## Goal of the exercise
Locate and copy all lines bearing the word "output".

## Information shown

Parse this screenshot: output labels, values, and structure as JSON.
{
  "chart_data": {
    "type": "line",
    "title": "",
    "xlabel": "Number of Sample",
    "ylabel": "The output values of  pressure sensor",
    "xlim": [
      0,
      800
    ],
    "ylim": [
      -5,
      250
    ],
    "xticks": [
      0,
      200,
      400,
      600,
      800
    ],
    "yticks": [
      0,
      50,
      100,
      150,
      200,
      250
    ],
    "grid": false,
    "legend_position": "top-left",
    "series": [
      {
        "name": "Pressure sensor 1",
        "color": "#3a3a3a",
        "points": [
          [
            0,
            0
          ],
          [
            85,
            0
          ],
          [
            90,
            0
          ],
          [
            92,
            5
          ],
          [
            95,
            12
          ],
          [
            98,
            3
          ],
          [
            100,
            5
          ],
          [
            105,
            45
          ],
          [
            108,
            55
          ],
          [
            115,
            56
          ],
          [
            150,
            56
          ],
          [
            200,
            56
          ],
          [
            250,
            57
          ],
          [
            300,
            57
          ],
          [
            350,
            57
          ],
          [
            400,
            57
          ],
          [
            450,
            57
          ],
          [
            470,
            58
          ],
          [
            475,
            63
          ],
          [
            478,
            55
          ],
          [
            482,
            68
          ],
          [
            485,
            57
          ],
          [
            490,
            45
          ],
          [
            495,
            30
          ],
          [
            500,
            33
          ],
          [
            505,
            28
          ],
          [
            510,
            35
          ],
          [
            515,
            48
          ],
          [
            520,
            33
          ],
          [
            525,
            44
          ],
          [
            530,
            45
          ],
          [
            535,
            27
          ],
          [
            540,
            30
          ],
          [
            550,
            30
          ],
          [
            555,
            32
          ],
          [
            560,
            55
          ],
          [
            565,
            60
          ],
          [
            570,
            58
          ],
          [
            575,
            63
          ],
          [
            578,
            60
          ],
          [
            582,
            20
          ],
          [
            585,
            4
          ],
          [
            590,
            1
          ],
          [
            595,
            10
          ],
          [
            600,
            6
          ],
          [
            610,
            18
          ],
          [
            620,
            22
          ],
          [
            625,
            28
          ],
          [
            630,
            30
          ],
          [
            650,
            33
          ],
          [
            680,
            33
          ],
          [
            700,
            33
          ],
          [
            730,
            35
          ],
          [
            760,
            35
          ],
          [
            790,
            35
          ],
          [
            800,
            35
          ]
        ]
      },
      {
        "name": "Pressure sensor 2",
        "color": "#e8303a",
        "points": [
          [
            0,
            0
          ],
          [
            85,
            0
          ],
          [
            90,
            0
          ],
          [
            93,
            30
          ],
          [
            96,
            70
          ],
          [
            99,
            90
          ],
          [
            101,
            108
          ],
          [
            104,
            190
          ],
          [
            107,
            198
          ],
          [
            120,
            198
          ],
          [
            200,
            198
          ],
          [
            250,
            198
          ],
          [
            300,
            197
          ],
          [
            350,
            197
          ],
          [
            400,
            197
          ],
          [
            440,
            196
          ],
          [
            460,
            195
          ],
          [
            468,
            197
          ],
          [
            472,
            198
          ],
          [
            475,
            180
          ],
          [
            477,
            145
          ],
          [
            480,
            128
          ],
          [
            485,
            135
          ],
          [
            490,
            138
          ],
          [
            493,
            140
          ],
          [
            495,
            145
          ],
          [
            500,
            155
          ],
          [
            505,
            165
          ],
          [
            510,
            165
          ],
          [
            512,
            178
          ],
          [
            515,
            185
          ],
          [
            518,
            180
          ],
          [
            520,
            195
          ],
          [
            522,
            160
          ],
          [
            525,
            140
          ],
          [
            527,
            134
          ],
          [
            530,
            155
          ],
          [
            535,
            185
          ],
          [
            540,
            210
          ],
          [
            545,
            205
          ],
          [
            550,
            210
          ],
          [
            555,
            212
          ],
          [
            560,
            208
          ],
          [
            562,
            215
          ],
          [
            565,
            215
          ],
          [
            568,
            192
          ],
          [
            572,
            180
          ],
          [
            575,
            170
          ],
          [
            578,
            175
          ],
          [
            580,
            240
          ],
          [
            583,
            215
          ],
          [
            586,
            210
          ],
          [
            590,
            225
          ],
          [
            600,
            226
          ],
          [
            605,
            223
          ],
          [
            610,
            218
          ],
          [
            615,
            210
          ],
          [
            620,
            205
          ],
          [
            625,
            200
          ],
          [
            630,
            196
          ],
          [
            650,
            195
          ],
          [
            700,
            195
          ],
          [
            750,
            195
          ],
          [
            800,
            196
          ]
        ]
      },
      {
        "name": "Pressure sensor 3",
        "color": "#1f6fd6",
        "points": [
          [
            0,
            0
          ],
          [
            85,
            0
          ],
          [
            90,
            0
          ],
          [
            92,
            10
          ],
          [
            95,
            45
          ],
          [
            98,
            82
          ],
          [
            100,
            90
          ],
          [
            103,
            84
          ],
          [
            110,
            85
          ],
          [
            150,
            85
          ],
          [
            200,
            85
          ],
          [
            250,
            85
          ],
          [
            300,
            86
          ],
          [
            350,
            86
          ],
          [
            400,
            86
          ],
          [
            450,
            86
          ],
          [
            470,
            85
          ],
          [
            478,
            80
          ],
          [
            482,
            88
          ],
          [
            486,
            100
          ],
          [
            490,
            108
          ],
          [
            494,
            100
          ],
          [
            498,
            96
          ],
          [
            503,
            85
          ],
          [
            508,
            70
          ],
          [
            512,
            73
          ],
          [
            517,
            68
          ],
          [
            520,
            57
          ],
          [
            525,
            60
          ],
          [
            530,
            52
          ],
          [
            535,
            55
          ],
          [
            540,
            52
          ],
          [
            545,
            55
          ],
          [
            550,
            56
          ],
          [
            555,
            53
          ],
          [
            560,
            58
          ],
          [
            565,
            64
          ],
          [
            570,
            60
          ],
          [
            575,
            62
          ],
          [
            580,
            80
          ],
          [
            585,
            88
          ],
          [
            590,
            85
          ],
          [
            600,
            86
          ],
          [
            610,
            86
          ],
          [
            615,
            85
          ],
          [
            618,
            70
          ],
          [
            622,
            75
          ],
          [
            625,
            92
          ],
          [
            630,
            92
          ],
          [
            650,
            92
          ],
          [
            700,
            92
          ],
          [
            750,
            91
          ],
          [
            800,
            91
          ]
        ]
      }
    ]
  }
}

## Solution for this problem
Parse this screenshot: output labels, values, and structure as JSON.
    "ylabel": "The output values of  pressure sensor",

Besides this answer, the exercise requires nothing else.